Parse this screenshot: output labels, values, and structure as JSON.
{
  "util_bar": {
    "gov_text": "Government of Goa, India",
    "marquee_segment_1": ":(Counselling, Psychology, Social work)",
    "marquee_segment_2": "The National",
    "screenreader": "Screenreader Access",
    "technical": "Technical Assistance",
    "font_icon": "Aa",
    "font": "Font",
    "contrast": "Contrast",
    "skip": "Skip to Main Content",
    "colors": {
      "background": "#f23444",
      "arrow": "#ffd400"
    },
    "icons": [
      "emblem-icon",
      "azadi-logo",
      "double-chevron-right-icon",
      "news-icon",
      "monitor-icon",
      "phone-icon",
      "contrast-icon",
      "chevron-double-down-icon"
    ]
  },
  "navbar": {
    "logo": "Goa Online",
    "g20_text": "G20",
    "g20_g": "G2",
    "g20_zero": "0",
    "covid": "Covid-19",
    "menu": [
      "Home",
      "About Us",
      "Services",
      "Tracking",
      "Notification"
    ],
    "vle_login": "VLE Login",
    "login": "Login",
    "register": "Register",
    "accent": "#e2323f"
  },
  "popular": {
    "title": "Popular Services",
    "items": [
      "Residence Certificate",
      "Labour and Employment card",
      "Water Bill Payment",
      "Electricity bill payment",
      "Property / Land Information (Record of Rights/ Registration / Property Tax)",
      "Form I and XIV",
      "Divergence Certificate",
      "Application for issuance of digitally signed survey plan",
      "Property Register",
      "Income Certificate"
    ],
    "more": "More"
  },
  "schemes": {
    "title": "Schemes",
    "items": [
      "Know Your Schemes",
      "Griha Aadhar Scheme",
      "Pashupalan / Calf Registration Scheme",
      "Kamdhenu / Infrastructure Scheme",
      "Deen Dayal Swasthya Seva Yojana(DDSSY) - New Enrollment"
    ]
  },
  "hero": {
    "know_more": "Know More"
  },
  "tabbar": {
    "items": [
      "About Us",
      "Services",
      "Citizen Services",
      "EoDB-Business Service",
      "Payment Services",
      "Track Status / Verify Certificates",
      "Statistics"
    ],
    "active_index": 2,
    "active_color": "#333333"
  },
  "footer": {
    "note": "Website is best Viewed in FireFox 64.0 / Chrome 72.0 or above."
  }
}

= = = = =

_Exercise goal_:
Word for word, extract all the records.

_Reply_:
Parse this screenshot: output labels, values, and structure as JSON.
{
  "util_bar": {
    "gov_text": "Government of Goa, India",
    "marquee_segment_1": ":(Counselling, Psychology, Social work)",
    "marquee_segment_2": "The National",
    "screenreader": "Screenreader Access",
    "technical": "Technical Assistance",
    "font_icon": "Aa",
    "font": "Font",
    "contrast": "Contrast",
    "skip": "Skip to Main Content",
    "colors": {
      "background": "#f23444",
      "arrow": "#ffd400"
    },
    "icons": [
      "emblem-icon",
      "azadi-logo",
      "double-chevron-right-icon",
      "news-icon",
      "monitor-icon",
      "phone-icon",
      "contrast-icon",
      "chevron-double-down-icon"
    ]
  },
  "navbar": {
    "logo": "Goa Online",
    "g20_text": "G20",
    "g20_g": "G2",
    "g20_zero": "0",
    "covid": "Covid-19",
    "menu": [
      "Home",
      "About Us",
      "Services",
      "Tracking",
      "Notification"
    ],
    "vle_login": "VLE Login",
    "login": "Login",
    "register": "Register",
    "accent": "#e2323f"
  },
  "popular": {
    "title": "Popular Services",
    "items": [
      "Residence Certificate",
      "Labour and Employment card",
      "Water Bill Payment",
      "Electricity bill payment",
      "Property / Land Information (Record of Rights/ Registration / Property Tax)",
      "Form I and XIV",
      "Divergence Certificate",
      "Application for issuance of digitally signed survey plan",
      "Property Register",
      "Income Certificate"
    ],
    "more": "More"
  },
  "schemes": {
    "title": "Schemes",
    "items": [
      "Know Your Schemes",
      "Griha Aadhar Scheme",
      "Pashupalan / Calf Registration Scheme",
      "Kamdhenu / Infrastructure Scheme",
      "Deen Dayal Swasthya Seva Yojana(DDSSY) - New Enrollment"
    ]
  },
  "hero": {
    "know_more": "Know More"
  },
  "tabbar": {
    "items": [
      "About Us",
      "Services",
      "Citizen Services",
      "EoDB-Business Service",
      "Payment Services",
      "Track Status / Verify Certificates",
      "Statistics"
    ],
    "active_index": 2,
    "active_color": "#333333"
  },
  "footer": {
    "note": "Website is best Viewed in FireFox 64.0 / Chrome 72.0 or above."
  }
}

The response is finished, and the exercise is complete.